### Aim of the task
All lines in the data bearing the string "ayat" should be identified and copied.

### Extracted entries
* * * * *

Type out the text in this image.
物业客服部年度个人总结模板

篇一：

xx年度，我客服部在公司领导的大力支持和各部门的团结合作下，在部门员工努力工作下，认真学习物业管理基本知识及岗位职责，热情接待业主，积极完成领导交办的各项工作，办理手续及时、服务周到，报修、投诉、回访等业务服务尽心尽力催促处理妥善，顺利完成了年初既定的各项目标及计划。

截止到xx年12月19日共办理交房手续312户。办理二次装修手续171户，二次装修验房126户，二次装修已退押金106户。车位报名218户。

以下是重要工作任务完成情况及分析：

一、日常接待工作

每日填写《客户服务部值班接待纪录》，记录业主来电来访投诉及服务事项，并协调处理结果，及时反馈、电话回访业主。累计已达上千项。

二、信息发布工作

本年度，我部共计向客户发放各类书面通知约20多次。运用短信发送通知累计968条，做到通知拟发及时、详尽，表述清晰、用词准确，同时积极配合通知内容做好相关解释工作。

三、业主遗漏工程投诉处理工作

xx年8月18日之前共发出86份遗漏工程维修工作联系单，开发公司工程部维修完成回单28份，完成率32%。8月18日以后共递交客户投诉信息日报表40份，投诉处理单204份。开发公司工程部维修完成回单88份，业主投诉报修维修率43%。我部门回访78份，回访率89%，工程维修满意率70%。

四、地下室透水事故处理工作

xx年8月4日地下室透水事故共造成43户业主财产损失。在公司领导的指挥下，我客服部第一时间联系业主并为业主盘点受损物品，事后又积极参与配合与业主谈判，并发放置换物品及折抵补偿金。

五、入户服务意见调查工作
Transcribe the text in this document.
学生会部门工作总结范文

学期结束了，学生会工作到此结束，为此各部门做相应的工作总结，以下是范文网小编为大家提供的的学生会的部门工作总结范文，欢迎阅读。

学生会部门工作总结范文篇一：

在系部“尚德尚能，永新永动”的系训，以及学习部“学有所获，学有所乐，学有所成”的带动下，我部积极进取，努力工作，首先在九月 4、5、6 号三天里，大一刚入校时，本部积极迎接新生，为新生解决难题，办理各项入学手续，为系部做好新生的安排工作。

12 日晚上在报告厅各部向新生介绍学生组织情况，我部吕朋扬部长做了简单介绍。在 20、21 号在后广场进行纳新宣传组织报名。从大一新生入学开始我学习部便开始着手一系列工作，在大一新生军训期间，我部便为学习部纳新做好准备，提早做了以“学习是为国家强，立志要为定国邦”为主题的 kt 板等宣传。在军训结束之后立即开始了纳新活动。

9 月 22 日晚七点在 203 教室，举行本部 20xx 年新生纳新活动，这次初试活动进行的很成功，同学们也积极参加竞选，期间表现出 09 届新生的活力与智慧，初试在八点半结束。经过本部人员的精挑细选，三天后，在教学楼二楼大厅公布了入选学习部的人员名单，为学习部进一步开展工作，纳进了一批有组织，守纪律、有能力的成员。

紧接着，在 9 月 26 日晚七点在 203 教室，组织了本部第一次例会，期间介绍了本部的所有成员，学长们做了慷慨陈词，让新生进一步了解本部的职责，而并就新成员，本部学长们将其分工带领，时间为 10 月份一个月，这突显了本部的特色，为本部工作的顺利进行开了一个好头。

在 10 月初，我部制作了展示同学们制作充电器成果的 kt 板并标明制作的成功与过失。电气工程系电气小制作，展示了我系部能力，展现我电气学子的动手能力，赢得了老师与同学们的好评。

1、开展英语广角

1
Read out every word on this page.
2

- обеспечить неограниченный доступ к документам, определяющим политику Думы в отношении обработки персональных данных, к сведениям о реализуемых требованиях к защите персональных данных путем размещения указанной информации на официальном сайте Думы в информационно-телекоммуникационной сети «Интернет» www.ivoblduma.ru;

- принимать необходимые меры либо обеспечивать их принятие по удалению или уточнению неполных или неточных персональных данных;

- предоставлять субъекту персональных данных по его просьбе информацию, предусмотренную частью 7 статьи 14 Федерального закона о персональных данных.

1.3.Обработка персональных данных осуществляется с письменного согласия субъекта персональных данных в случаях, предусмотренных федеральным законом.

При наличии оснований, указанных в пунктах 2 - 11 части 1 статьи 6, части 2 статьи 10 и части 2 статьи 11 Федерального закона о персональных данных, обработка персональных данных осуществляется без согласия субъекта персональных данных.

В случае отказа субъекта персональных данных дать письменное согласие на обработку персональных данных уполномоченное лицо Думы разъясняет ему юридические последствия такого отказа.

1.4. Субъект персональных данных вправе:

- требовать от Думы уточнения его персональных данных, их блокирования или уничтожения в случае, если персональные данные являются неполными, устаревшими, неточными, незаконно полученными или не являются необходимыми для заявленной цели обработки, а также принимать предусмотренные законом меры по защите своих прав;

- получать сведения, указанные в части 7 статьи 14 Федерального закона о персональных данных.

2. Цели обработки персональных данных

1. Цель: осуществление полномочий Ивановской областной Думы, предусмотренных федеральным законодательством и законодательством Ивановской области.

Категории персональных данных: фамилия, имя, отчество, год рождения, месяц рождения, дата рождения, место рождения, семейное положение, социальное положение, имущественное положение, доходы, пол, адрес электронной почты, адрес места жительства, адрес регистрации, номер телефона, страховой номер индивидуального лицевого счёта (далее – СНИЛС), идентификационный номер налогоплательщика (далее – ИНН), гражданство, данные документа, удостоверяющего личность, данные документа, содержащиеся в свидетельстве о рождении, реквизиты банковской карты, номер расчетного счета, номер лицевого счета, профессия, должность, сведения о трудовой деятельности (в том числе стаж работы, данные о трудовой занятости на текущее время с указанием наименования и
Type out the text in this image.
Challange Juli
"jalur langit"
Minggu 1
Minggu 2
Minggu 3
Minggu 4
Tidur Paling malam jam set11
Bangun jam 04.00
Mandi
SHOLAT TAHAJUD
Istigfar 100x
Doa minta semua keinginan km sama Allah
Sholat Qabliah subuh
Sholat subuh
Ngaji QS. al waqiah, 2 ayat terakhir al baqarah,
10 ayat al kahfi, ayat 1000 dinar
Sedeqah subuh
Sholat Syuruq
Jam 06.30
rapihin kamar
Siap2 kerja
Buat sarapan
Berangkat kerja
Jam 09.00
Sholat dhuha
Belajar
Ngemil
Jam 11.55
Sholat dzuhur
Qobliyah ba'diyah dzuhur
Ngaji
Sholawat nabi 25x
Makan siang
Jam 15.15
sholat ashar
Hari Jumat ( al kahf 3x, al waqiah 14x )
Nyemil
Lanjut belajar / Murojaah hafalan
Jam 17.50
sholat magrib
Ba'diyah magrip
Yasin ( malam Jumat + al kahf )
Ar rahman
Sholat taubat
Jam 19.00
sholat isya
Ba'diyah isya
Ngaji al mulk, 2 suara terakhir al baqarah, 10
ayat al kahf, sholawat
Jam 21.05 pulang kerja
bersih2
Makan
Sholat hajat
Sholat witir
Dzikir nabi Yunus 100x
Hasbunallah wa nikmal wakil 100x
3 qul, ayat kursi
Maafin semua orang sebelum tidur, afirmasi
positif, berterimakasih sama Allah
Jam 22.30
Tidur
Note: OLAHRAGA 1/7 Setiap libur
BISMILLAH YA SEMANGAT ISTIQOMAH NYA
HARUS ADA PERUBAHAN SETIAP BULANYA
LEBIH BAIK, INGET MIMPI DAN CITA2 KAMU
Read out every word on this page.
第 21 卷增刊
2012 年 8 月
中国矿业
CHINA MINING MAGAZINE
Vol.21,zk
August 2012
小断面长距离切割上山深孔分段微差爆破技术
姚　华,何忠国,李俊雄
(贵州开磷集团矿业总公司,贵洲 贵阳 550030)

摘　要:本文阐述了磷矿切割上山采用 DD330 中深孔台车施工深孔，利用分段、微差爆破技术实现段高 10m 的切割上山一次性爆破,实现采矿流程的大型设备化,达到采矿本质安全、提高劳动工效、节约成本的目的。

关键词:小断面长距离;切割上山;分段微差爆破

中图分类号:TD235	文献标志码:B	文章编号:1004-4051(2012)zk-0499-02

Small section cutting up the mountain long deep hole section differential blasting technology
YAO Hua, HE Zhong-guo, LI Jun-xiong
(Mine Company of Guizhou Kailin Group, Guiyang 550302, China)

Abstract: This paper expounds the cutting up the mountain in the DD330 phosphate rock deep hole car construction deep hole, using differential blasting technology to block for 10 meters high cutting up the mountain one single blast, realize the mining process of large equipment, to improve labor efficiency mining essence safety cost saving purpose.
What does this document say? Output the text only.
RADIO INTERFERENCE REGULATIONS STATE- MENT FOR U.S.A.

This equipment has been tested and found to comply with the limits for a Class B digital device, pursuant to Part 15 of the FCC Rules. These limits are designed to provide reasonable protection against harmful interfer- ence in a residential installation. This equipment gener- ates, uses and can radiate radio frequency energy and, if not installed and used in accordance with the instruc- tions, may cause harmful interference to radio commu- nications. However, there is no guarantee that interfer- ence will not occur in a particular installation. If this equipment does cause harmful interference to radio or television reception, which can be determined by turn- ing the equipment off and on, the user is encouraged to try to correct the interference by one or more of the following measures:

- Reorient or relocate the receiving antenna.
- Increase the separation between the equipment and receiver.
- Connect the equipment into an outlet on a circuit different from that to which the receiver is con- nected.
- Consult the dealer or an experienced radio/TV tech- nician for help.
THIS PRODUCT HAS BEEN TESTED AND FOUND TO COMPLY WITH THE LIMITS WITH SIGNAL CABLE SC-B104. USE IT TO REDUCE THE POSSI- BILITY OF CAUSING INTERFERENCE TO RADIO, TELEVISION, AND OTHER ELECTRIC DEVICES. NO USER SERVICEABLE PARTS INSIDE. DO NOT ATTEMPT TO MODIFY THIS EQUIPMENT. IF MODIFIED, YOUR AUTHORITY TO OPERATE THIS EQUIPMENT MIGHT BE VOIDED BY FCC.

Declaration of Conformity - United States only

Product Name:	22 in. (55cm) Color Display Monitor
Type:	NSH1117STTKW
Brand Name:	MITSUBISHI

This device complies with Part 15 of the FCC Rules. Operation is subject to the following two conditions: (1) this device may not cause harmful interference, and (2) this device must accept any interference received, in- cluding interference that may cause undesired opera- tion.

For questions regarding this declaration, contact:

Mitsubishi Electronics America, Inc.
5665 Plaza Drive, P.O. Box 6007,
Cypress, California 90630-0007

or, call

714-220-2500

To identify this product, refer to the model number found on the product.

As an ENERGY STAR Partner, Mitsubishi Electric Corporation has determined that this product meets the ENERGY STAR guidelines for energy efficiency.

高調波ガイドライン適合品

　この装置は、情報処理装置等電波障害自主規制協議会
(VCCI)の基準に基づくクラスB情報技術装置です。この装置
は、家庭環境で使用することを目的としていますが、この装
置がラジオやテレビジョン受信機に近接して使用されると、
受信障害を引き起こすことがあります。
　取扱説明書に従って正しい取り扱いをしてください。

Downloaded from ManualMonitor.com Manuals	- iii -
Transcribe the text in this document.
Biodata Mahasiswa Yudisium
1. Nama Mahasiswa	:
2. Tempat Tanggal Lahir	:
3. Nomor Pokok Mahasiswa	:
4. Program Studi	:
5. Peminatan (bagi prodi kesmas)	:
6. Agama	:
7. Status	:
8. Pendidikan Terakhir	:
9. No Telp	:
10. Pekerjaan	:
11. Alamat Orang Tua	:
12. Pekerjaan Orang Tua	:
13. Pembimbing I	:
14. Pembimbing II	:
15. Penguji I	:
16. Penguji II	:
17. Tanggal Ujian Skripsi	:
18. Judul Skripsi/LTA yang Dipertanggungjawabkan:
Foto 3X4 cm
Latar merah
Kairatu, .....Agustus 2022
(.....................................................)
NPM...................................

* * * * *

### Response to this exercise
Ngaji QS. al waqiah, 2 ayat terakhir al baqarah,
10 ayat al kahfi, ayat 1000 dinar
ayat al kahf, sholawat
3 qul, ayat kursi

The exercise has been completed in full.